• **WHAT IS EXPECTED**: Please transcribe the records precisely; pictures stay out of your copy.

********************

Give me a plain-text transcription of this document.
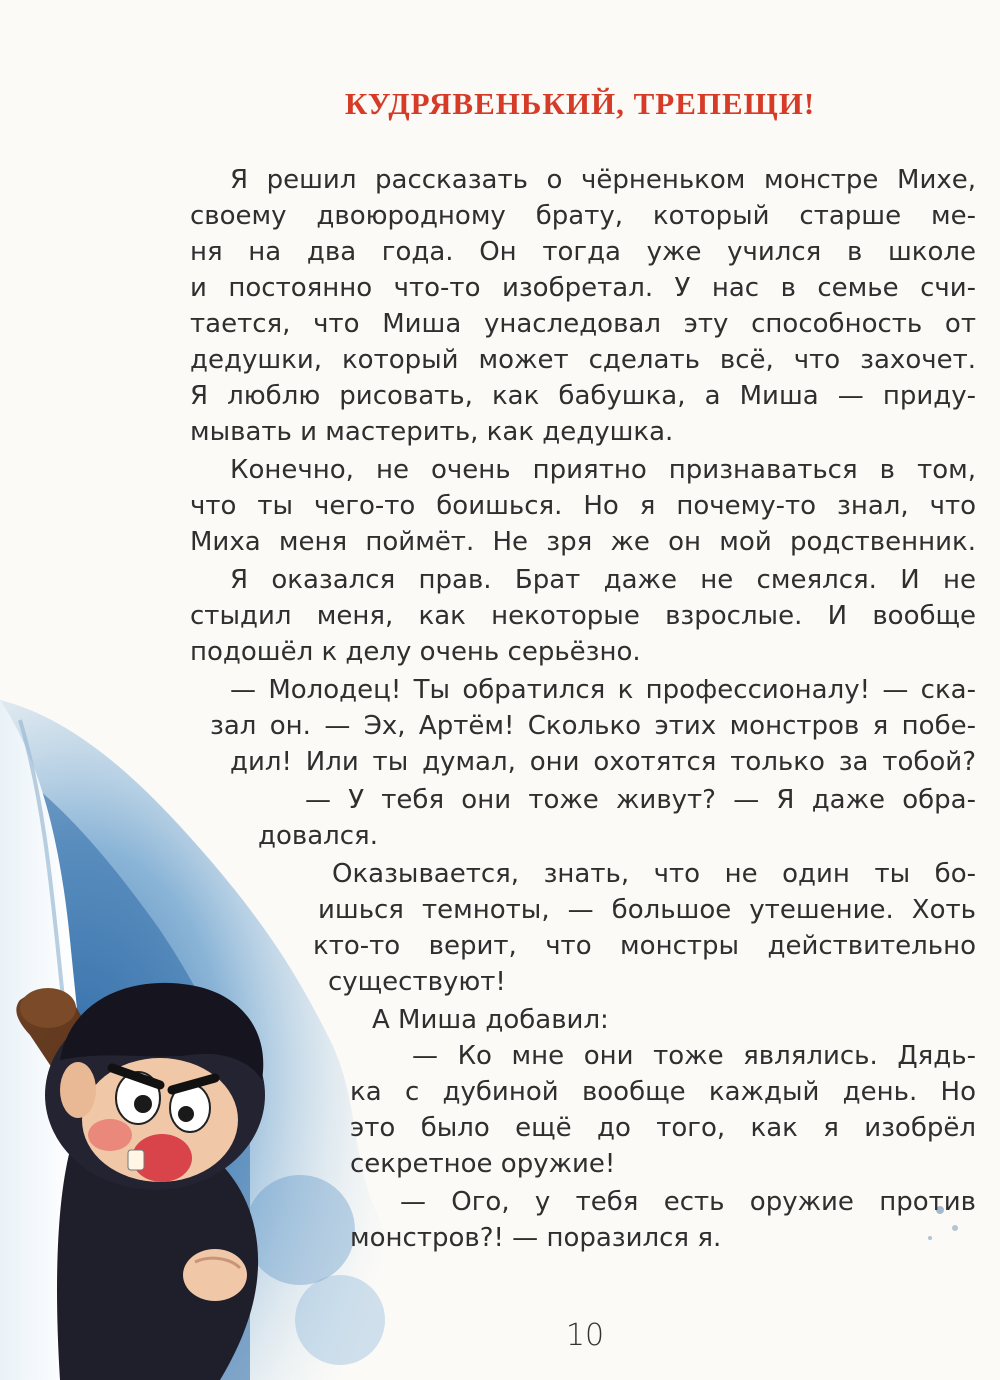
КУДРЯВЕНЬКИЙ, ТРЕПЕЩИ!
Я решил рассказать о чёрненьком монстре Михе,
своему двоюродному брату, который старше ме-
ня на два года. Он тогда уже учился в школе
и постоянно что-то изобретал. У нас в семье счи-
тается, что Миша унаследовал эту способность от
дедушки, который может сделать всё, что захочет.
Я люблю рисовать, как бабушка, а Миша — приду-
мывать и мастерить, как дедушка.
Конечно, не очень приятно признаваться в том,
что ты чего-то боишься. Но я почему-то знал, что
Миха меня поймёт. Не зря же он мой родственник.
Я оказался прав. Брат даже не смеялся. И не
стыдил меня, как некоторые взрослые. И вообще
подошёл к делу очень серьёзно.
— Молодец! Ты обратился к профессионалу! — ска-
зал он. — Эх, Артём! Сколько этих монстров я побе-
дил! Или ты думал, они охотятся только за тобой?
— У тебя они тоже живут? — Я даже обра-
довался.
Оказывается, знать, что не один ты бо-
ишься темноты, — большое утешение. Хоть
кто-то верит, что монстры действительно
существуют!
А Миша добавил:
— Ко мне они тоже являлись. Дядь-
ка с дубиной вообще каждый день. Но
это было ещё до того, как я изобрёл
секретное оружие!
— Ого, у тебя есть оружие против
монстров?! — поразился я.
10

********************

• **FULL ANSWER**:
Give me a plain-text transcription of this document.
КУДРЯВЕНЬКИЙ, ТРЕПЕЩИ!
Я решил рассказать о чёрненьком монстре Михе,
своему двоюродному брату, который старше ме-
ня на два года. Он тогда уже учился в школе
и постоянно что-то изобретал. У нас в семье счи-
тается, что Миша унаследовал эту способность от
дедушки, который может сделать всё, что захочет.
Я люблю рисовать, как бабушка, а Миша — приду-
мывать и мастерить, как дедушка.
Конечно, не очень приятно признаваться в том,
что ты чего-то боишься. Но я почему-то знал, что
Миха меня поймёт. Не зря же он мой родственник.
Я оказался прав. Брат даже не смеялся. И не
стыдил меня, как некоторые взрослые. И вообще
подошёл к делу очень серьёзно.
— Молодец! Ты обратился к профессионалу! — ска-
зал он. — Эх, Артём! Сколько этих монстров я побе-
дил! Или ты думал, они охотятся только за тобой?
— У тебя они тоже живут? — Я даже обра-
довался.
Оказывается, знать, что не один ты бо-
ишься темноты, — большое утешение. Хоть
кто-то верит, что монстры действительно
существуют!
А Миша добавил:
— Ко мне они тоже являлись. Дядь-
ка с дубиной вообще каждый день. Но
это было ещё до того, как я изобрёл
секретное оружие!
— Ого, у тебя есть оружие против
монстров?! — поразился я.
10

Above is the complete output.